◆ **Your goal**
Set the listing down again in full, word for word, with the pictures left out.

◆ **Data to use**
* START *
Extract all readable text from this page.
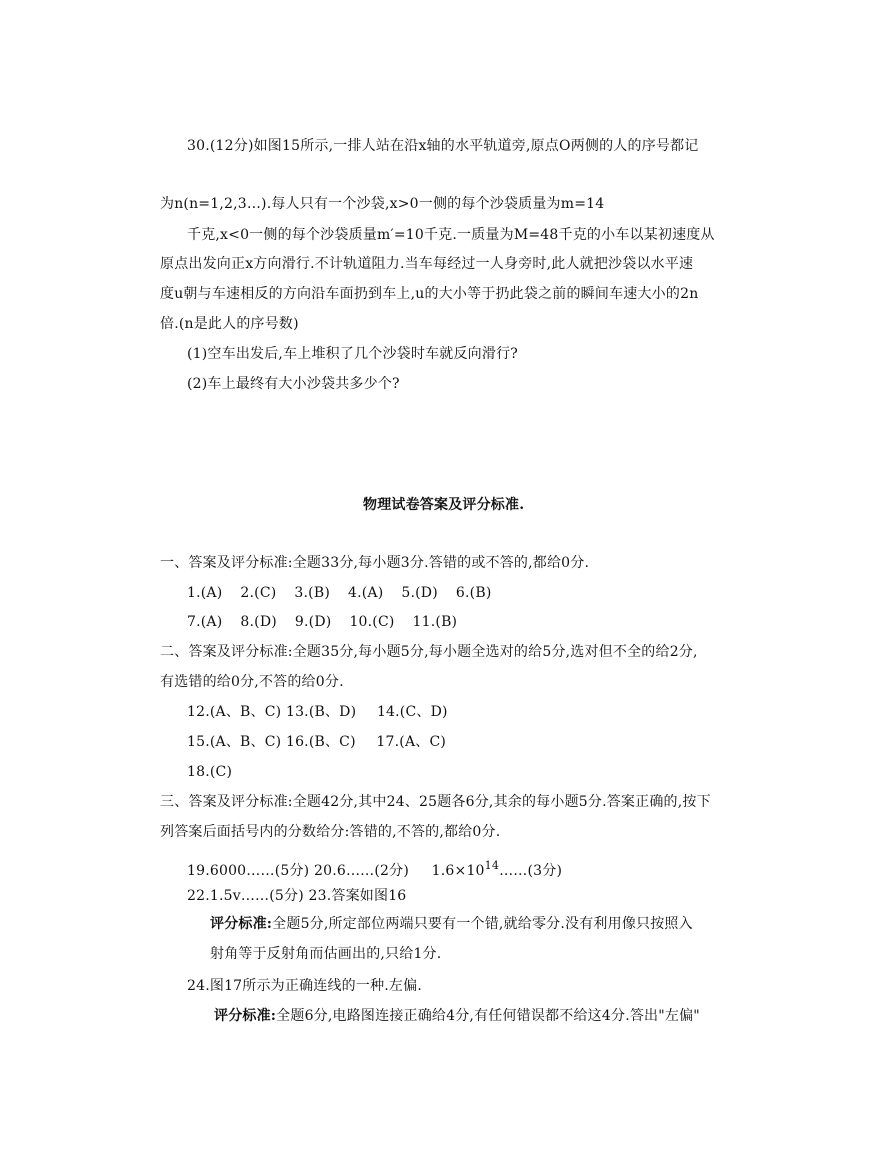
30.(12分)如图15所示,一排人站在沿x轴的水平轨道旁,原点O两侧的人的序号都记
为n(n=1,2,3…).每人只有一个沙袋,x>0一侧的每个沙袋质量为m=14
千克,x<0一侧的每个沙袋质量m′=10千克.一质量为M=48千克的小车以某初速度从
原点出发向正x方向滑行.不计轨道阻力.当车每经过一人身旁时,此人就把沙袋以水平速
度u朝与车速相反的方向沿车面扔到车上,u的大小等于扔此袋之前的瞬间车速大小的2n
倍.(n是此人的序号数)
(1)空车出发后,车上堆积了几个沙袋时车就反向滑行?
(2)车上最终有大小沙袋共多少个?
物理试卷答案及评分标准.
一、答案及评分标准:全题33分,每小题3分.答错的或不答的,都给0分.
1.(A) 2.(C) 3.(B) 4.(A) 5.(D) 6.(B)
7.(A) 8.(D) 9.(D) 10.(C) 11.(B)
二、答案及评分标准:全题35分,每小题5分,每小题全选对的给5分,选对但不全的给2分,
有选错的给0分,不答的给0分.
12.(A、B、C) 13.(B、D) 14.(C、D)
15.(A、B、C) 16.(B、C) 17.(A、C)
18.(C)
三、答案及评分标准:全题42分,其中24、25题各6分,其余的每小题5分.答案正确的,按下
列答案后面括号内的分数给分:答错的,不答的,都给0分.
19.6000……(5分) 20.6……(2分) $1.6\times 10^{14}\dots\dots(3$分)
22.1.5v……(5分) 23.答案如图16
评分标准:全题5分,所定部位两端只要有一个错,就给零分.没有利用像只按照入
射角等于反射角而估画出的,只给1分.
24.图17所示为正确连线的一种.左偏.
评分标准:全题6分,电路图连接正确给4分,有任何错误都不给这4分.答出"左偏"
* END *
◆ **Answer to the task**
Extract all readable text from this page.
30.(12分)如图15所示,一排人站在沿x轴的水平轨道旁,原点O两侧的人的序号都记
为n(n=1,2,3…).每人只有一个沙袋,x>0一侧的每个沙袋质量为m=14
千克,x<0一侧的每个沙袋质量m′=10千克.一质量为M=48千克的小车以某初速度从
原点出发向正x方向滑行.不计轨道阻力.当车每经过一人身旁时,此人就把沙袋以水平速
度u朝与车速相反的方向沿车面扔到车上,u的大小等于扔此袋之前的瞬间车速大小的2n
倍.(n是此人的序号数)
(1)空车出发后,车上堆积了几个沙袋时车就反向滑行?
(2)车上最终有大小沙袋共多少个?
物理试卷答案及评分标准.
一、答案及评分标准:全题33分,每小题3分.答错的或不答的,都给0分.
1.(A) 2.(C) 3.(B) 4.(A) 5.(D) 6.(B)
7.(A) 8.(D) 9.(D) 10.(C) 11.(B)
二、答案及评分标准:全题35分,每小题5分,每小题全选对的给5分,选对但不全的给2分,
有选错的给0分,不答的给0分.
12.(A、B、C) 13.(B、D) 14.(C、D)
15.(A、B、C) 16.(B、C) 17.(A、C)
18.(C)
三、答案及评分标准:全题42分,其中24、25题各6分,其余的每小题5分.答案正确的,按下
列答案后面括号内的分数给分:答错的,不答的,都给0分.
19.6000……(5分) 20.6……(2分) $1.6\times 10^{14}\dots\dots(3$分)
22.1.5v……(5分) 23.答案如图16
评分标准:全题5分,所定部位两端只要有一个错,就给零分.没有利用像只按照入
射角等于反射角而估画出的,只给1分.
24.图17所示为正确连线的一种.左偏.
评分标准:全题6分,电路图连接正确给4分,有任何错误都不给这4分.答出"左偏"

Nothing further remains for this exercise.